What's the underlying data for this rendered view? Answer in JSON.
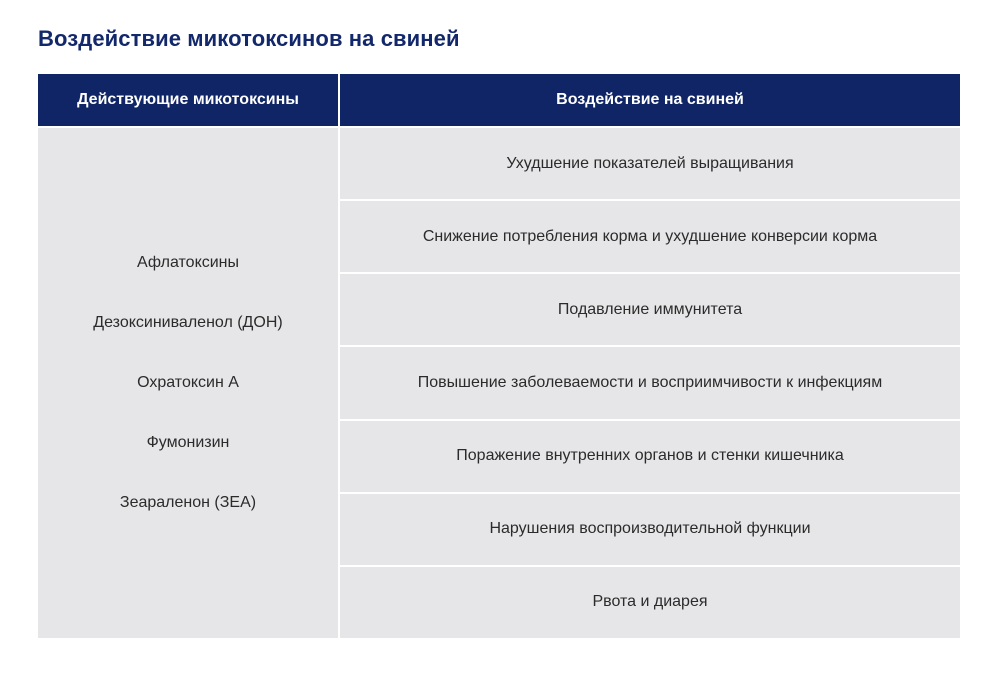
{
  "title": "Воздействие микотоксинов на свиней",
  "table": {
    "headers": [
      "Действующие микотоксины",
      "Воздействие на свиней"
    ],
    "mycotoxins": [
      "Афлатоксины",
      "Дезоксиниваленол (ДОН)",
      "Охратоксин А",
      "Фумонизин",
      "Зеараленон (ЗЕА)"
    ],
    "effects": [
      "Ухудшение показателей выращивания",
      "Снижение потребления корма и ухудшение конверсии корма",
      "Подавление иммунитета",
      "Повышение заболеваемости и восприимчивости к инфекциям",
      "Поражение внутренних органов и стенки кишечника",
      "Нарушения воспроизводительной функции",
      "Рвота и диарея"
    ]
  },
  "colors": {
    "title": "#13286b",
    "header_bg": "#0f2566",
    "cell_bg": "#e6e6e8"
  }
}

+===+

Leaving out the pictures, output the listing above exactly as given.

What's the underlying data for this rendered view? Answer in JSON.
{
  "title": "Воздействие микотоксинов на свиней",
  "table": {
    "headers": [
      "Действующие микотоксины",
      "Воздействие на свиней"
    ],
    "mycotoxins": [
      "Афлатоксины",
      "Дезоксиниваленол (ДОН)",
      "Охратоксин А",
      "Фумонизин",
      "Зеараленон (ЗЕА)"
    ],
    "effects": [
      "Ухудшение показателей выращивания",
      "Снижение потребления корма и ухудшение конверсии корма",
      "Подавление иммунитета",
      "Повышение заболеваемости и восприимчивости к инфекциям",
      "Поражение внутренних органов и стенки кишечника",
      "Нарушения воспроизводительной функции",
      "Рвота и диарея"
    ]
  },
  "colors": {
    "title": "#13286b",
    "header_bg": "#0f2566",
    "cell_bg": "#e6e6e8"
  }
}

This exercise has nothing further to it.